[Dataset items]
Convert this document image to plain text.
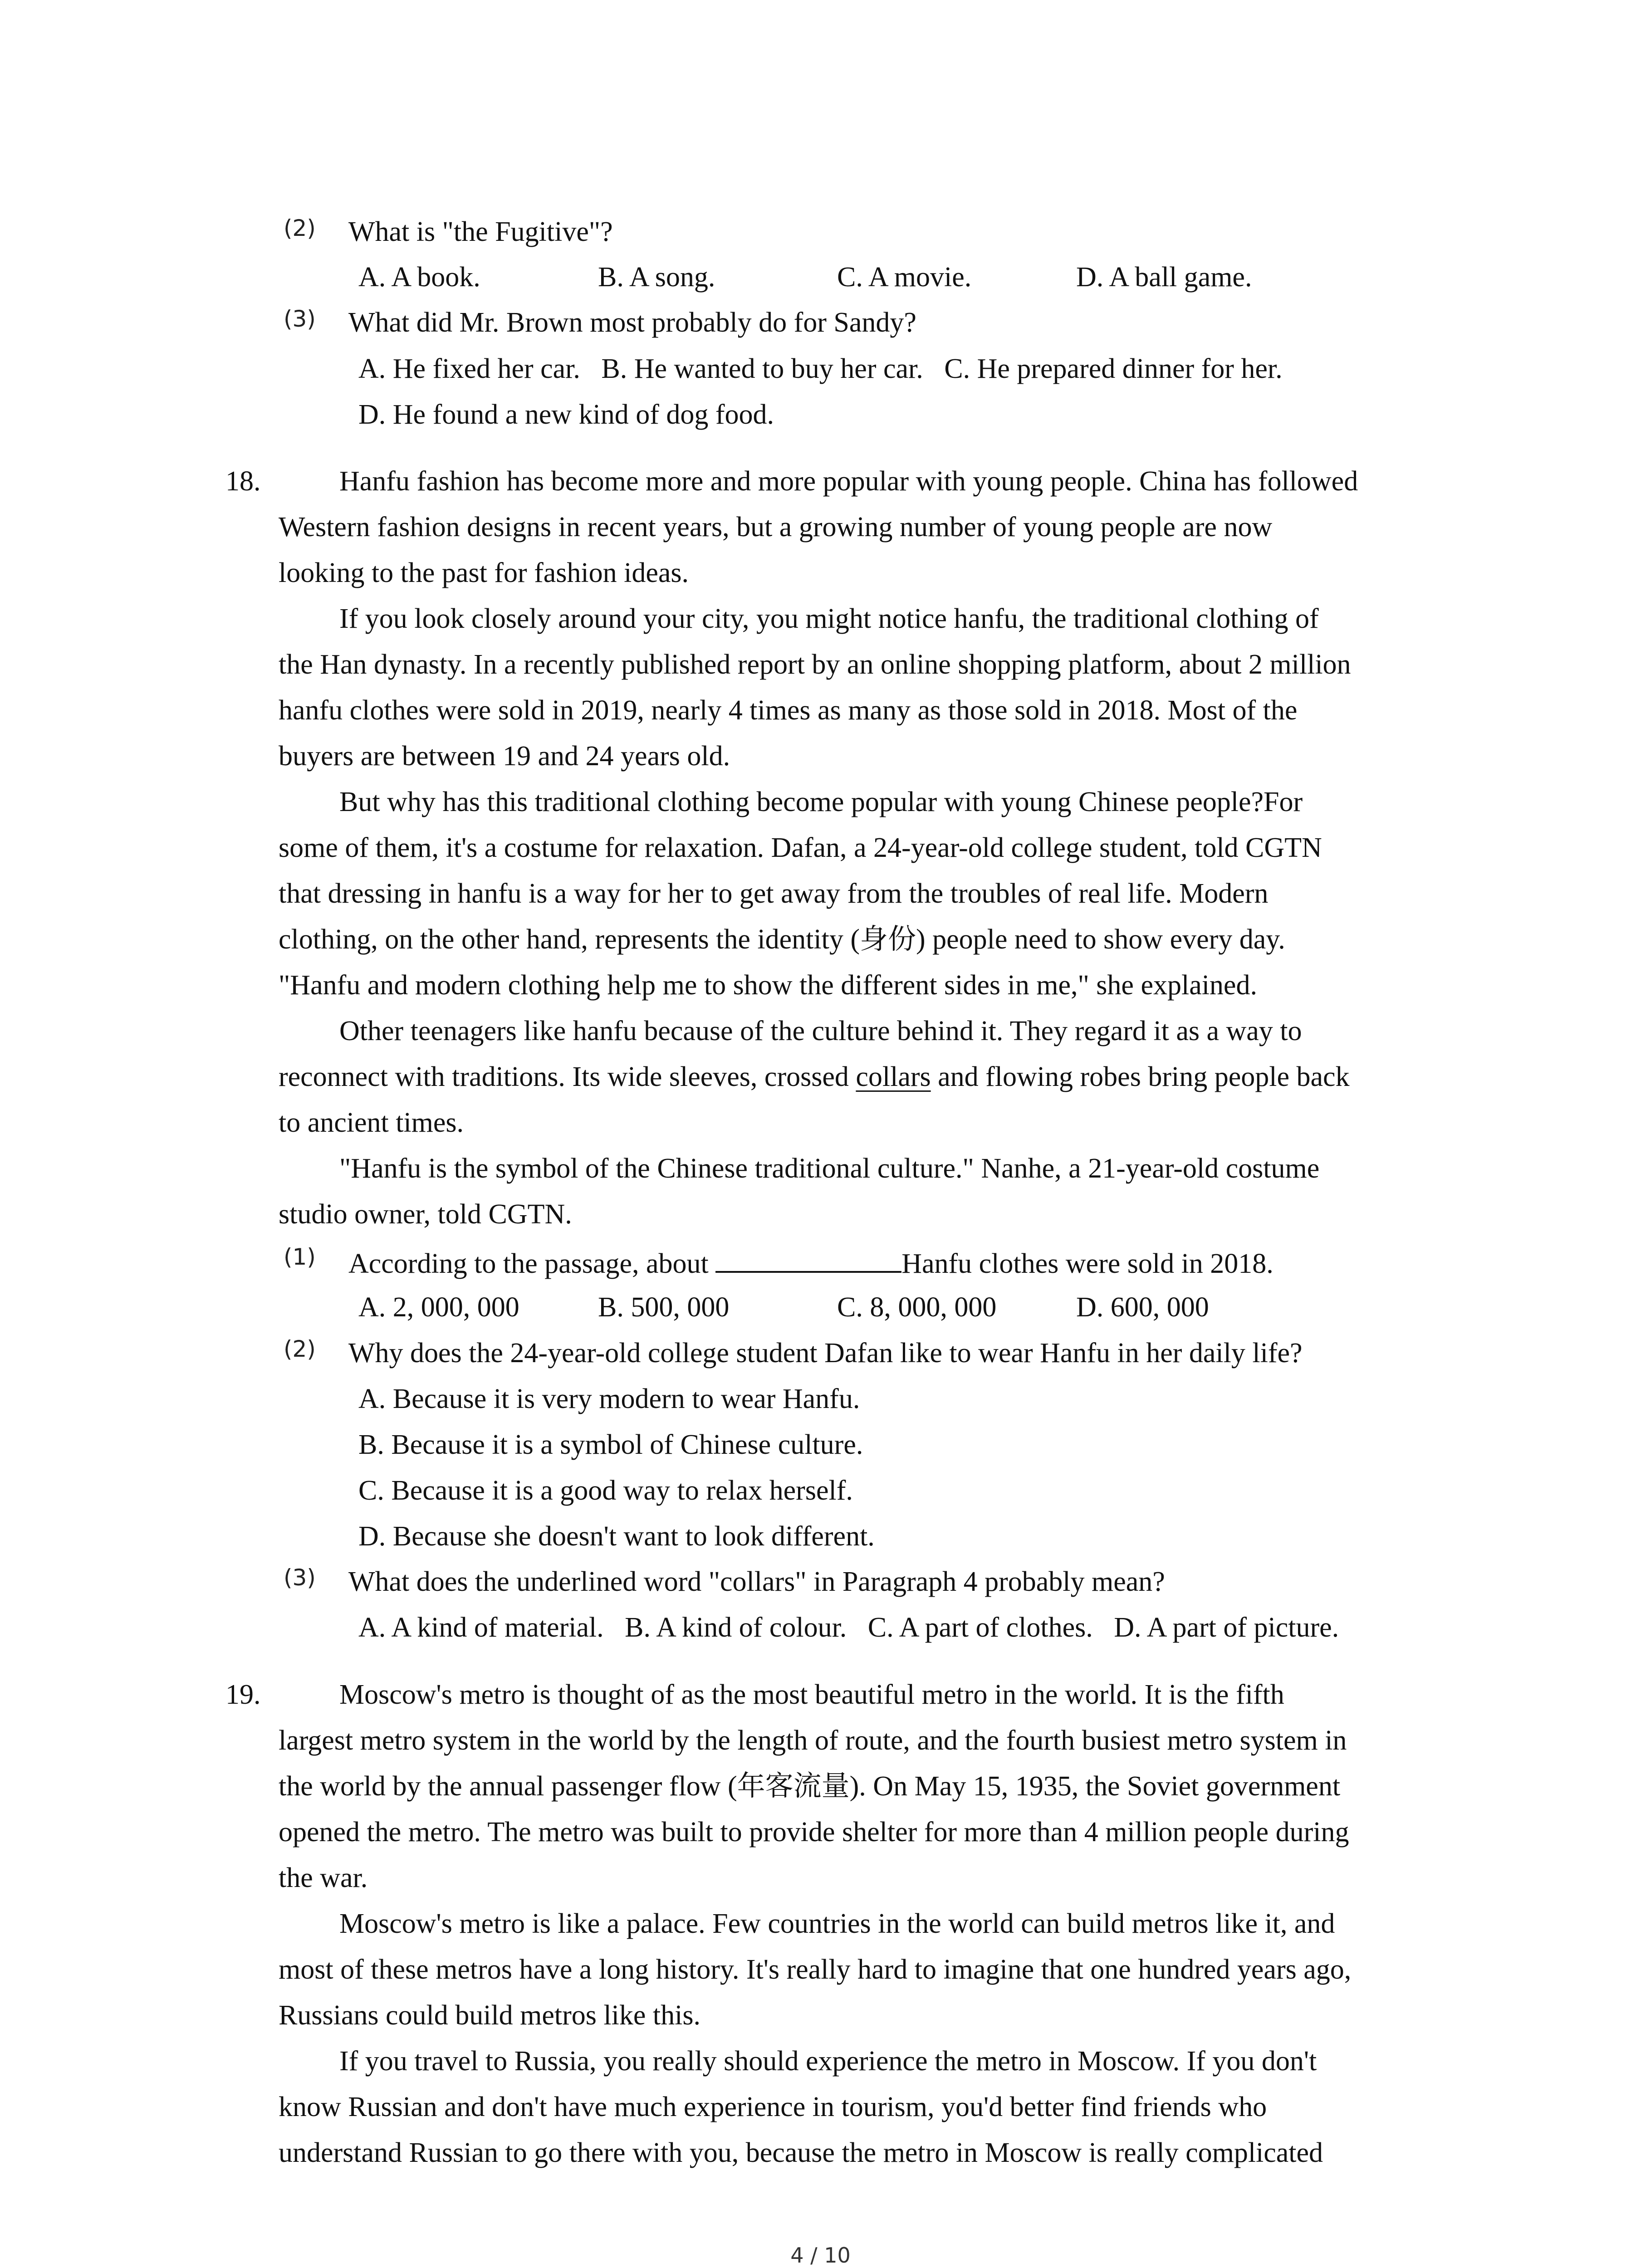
(2) What is "the Fugitive"?
A. A book.	B. A song.	C. A movie.	D. A ball game.
(3) What did Mr. Brown most probably do for Sandy?
A. He fixed her car.   B. He wanted to buy her car.   C. He prepared dinner for her.
D. He found a new kind of dog food.
18.	Hanfu fashion has become more and more popular with young people. China has followed
Western fashion designs in recent years, but a growing number of young people are now
looking to the past for fashion ideas.
If you look closely around your city, you might notice hanfu, the traditional clothing of
the Han dynasty. In a recently published report by an online shopping platform, about 2 million
hanfu clothes were sold in 2019, nearly 4 times as many as those sold in 2018. Most of the
buyers are between 19 and 24 years old.
But why has this traditional clothing become popular with young Chinese people?For
some of them, it's a costume for relaxation. Dafan, a 24-year-old college student, told CGTN
that dressing in hanfu is a way for her to get away from the troubles of real life. Modern
clothing, on the other hand, represents the identity (身份) people need to show every day.
"Hanfu and modern clothing help me to show the different sides in me," she explained.
Other teenagers like hanfu because of the culture behind it. They regard it as a way to
reconnect with traditions. Its wide sleeves, crossed collars and flowing robes bring people back
to ancient times.
"Hanfu is the symbol of the Chinese traditional culture." Nanhe, a 21-year-old costume
studio owner, told CGTN.
(1) According to the passage, about	Hanfu clothes were sold in 2018.
A. 2, 000, 000	B. 500, 000	C. 8, 000, 000	D. 600, 000
(2) Why does the 24-year-old college student Dafan like to wear Hanfu in her daily life?
A. Because it is very modern to wear Hanfu.
B. Because it is a symbol of Chinese culture.
C. Because it is a good way to relax herself.
D. Because she doesn't want to look different.
(3) What does the underlined word "collars" in Paragraph 4 probably mean?
A. A kind of material.   B. A kind of colour.   C. A part of clothes.   D. A part of picture.
19.	Moscow's metro is thought of as the most beautiful metro in the world. It is the fifth
largest metro system in the world by the length of route, and the fourth busiest metro system in
the world by the annual passenger flow (年客流量). On May 15, 1935, the Soviet government
opened the metro. The metro was built to provide shelter for more than 4 million people during
the war.
Moscow's metro is like a palace. Few countries in the world can build metros like it, and
most of these metros have a long history. It's really hard to imagine that one hundred years ago,
Russians could build metros like this.
If you travel to Russia, you really should experience the metro in Moscow. If you don't
know Russian and don't have much experience in tourism, you'd better find friends who
understand Russian to go there with you, because the metro in Moscow is really complicated
4 / 10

** EXERCISE DIRECTIONS **
Count every line in the preceding entries where the string "culture" appears, then state only the total.

** EXPECTED ANSWER **
3